Task brief
Write the records out again, precisely as they stand.
— start Exercise data —
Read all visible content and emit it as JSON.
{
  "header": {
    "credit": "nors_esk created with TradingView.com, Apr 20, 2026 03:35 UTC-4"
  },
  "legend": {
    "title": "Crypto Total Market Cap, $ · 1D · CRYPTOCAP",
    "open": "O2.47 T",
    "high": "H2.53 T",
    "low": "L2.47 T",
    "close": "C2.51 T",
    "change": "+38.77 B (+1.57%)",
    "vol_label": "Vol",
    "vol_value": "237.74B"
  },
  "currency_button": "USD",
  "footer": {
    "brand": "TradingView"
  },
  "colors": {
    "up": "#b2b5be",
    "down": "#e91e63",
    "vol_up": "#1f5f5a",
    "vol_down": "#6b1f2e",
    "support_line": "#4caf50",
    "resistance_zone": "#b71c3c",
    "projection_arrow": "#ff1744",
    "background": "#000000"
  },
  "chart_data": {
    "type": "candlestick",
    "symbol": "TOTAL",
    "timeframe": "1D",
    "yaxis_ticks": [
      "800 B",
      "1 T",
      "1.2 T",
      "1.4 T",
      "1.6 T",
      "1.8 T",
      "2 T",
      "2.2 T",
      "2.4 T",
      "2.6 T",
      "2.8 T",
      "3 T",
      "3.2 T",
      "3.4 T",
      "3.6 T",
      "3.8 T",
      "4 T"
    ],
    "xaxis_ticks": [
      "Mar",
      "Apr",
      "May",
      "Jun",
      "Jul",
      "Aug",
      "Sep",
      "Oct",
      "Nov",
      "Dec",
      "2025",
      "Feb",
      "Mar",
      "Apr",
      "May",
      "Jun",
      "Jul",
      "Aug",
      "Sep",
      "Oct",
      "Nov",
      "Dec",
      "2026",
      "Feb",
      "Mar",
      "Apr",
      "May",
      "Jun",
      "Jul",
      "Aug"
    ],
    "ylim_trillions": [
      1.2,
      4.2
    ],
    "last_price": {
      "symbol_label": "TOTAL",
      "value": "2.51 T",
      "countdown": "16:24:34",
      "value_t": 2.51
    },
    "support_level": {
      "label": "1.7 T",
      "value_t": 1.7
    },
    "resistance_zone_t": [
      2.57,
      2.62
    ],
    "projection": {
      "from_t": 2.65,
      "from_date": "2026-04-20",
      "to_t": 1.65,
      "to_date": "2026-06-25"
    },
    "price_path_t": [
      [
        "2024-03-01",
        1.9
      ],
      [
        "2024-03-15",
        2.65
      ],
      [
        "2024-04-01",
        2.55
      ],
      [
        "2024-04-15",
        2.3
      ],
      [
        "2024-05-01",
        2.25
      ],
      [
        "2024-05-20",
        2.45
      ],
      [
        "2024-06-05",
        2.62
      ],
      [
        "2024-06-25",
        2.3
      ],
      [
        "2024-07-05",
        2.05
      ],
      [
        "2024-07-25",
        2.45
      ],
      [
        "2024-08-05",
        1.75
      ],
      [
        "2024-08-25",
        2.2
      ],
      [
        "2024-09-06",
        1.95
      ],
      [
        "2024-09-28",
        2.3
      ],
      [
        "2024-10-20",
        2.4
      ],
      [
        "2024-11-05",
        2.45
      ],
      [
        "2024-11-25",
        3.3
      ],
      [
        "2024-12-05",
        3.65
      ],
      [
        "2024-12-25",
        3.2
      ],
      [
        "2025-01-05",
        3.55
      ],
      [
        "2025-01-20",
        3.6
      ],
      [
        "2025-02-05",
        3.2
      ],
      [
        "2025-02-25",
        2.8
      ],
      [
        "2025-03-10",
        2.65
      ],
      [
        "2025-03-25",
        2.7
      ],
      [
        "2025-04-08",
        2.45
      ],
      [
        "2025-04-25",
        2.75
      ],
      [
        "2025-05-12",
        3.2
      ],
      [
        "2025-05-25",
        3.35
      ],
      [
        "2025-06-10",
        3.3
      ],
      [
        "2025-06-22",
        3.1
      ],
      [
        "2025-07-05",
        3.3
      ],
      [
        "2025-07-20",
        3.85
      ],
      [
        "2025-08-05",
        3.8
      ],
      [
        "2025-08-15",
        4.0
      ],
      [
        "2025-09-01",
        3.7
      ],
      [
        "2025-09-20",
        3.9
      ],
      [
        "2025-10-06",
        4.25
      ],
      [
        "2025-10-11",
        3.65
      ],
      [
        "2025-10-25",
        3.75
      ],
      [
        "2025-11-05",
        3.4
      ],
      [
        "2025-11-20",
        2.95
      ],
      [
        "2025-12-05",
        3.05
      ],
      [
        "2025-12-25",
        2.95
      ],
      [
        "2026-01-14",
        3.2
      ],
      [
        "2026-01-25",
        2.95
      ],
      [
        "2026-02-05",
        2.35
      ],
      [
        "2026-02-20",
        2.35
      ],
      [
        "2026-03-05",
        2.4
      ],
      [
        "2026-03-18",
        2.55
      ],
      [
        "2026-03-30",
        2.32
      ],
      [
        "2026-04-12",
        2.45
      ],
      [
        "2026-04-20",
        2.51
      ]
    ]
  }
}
— end Exercise data —
Output for this task
Read all visible content and emit it as JSON.
{
  "header": {
    "credit": "nors_esk created with TradingView.com, Apr 20, 2026 03:35 UTC-4"
  },
  "legend": {
    "title": "Crypto Total Market Cap, $ · 1D · CRYPTOCAP",
    "open": "O2.47 T",
    "high": "H2.53 T",
    "low": "L2.47 T",
    "close": "C2.51 T",
    "change": "+38.77 B (+1.57%)",
    "vol_label": "Vol",
    "vol_value": "237.74B"
  },
  "currency_button": "USD",
  "footer": {
    "brand": "TradingView"
  },
  "colors": {
    "up": "#b2b5be",
    "down": "#e91e63",
    "vol_up": "#1f5f5a",
    "vol_down": "#6b1f2e",
    "support_line": "#4caf50",
    "resistance_zone": "#b71c3c",
    "projection_arrow": "#ff1744",
    "background": "#000000"
  },
  "chart_data": {
    "type": "candlestick",
    "symbol": "TOTAL",
    "timeframe": "1D",
    "yaxis_ticks": [
      "800 B",
      "1 T",
      "1.2 T",
      "1.4 T",
      "1.6 T",
      "1.8 T",
      "2 T",
      "2.2 T",
      "2.4 T",
      "2.6 T",
      "2.8 T",
      "3 T",
      "3.2 T",
      "3.4 T",
      "3.6 T",
      "3.8 T",
      "4 T"
    ],
    "xaxis_ticks": [
      "Mar",
      "Apr",
      "May",
      "Jun",
      "Jul",
      "Aug",
      "Sep",
      "Oct",
      "Nov",
      "Dec",
      "2025",
      "Feb",
      "Mar",
      "Apr",
      "May",
      "Jun",
      "Jul",
      "Aug",
      "Sep",
      "Oct",
      "Nov",
      "Dec",
      "2026",
      "Feb",
      "Mar",
      "Apr",
      "May",
      "Jun",
      "Jul",
      "Aug"
    ],
    "ylim_trillions": [
      1.2,
      4.2
    ],
    "last_price": {
      "symbol_label": "TOTAL",
      "value": "2.51 T",
      "countdown": "16:24:34",
      "value_t": 2.51
    },
    "support_level": {
      "label": "1.7 T",
      "value_t": 1.7
    },
    "resistance_zone_t": [
      2.57,
      2.62
    ],
    "projection": {
      "from_t": 2.65,
      "from_date": "2026-04-20",
      "to_t": 1.65,
      "to_date": "2026-06-25"
    },
    "price_path_t": [
      [
        "2024-03-01",
        1.9
      ],
      [
        "2024-03-15",
        2.65
      ],
      [
        "2024-04-01",
        2.55
      ],
      [
        "2024-04-15",
        2.3
      ],
      [
        "2024-05-01",
        2.25
      ],
      [
        "2024-05-20",
        2.45
      ],
      [
        "2024-06-05",
        2.62
      ],
      [
        "2024-06-25",
        2.3
      ],
      [
        "2024-07-05",
        2.05
      ],
      [
        "2024-07-25",
        2.45
      ],
      [
        "2024-08-05",
        1.75
      ],
      [
        "2024-08-25",
        2.2
      ],
      [
        "2024-09-06",
        1.95
      ],
      [
        "2024-09-28",
        2.3
      ],
      [
        "2024-10-20",
        2.4
      ],
      [
        "2024-11-05",
        2.45
      ],
      [
        "2024-11-25",
        3.3
      ],
      [
        "2024-12-05",
        3.65
      ],
      [
        "2024-12-25",
        3.2
      ],
      [
        "2025-01-05",
        3.55
      ],
      [
        "2025-01-20",
        3.6
      ],
      [
        "2025-02-05",
        3.2
      ],
      [
        "2025-02-25",
        2.8
      ],
      [
        "2025-03-10",
        2.65
      ],
      [
        "2025-03-25",
        2.7
      ],
      [
        "2025-04-08",
        2.45
      ],
      [
        "2025-04-25",
        2.75
      ],
      [
        "2025-05-12",
        3.2
      ],
      [
        "2025-05-25",
        3.35
      ],
      [
        "2025-06-10",
        3.3
      ],
      [
        "2025-06-22",
        3.1
      ],
      [
        "2025-07-05",
        3.3
      ],
      [
        "2025-07-20",
        3.85
      ],
      [
        "2025-08-05",
        3.8
      ],
      [
        "2025-08-15",
        4.0
      ],
      [
        "2025-09-01",
        3.7
      ],
      [
        "2025-09-20",
        3.9
      ],
      [
        "2025-10-06",
        4.25
      ],
      [
        "2025-10-11",
        3.65
      ],
      [
        "2025-10-25",
        3.75
      ],
      [
        "2025-11-05",
        3.4
      ],
      [
        "2025-11-20",
        2.95
      ],
      [
        "2025-12-05",
        3.05
      ],
      [
        "2025-12-25",
        2.95
      ],
      [
        "2026-01-14",
        3.2
      ],
      [
        "2026-01-25",
        2.95
      ],
      [
        "2026-02-05",
        2.35
      ],
      [
        "2026-02-20",
        2.35
      ],
      [
        "2026-03-05",
        2.4
      ],
      [
        "2026-03-18",
        2.55
      ],
      [
        "2026-03-30",
        2.32
      ],
      [
        "2026-04-12",
        2.45
      ],
      [
        "2026-04-20",
        2.51
      ]
    ]
  }
}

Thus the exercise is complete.